What is needed
State how many lines contain "restaurant", and write nothing except that count.

-----

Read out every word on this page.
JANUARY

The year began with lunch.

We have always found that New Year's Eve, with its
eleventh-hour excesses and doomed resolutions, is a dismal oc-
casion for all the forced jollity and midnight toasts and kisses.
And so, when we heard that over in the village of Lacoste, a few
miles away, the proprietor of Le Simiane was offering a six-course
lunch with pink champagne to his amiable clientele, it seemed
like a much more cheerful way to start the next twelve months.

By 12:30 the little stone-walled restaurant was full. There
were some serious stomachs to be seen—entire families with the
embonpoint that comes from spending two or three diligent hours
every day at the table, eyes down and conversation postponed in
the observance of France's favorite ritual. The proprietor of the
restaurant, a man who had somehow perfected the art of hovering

-----

Correct result
2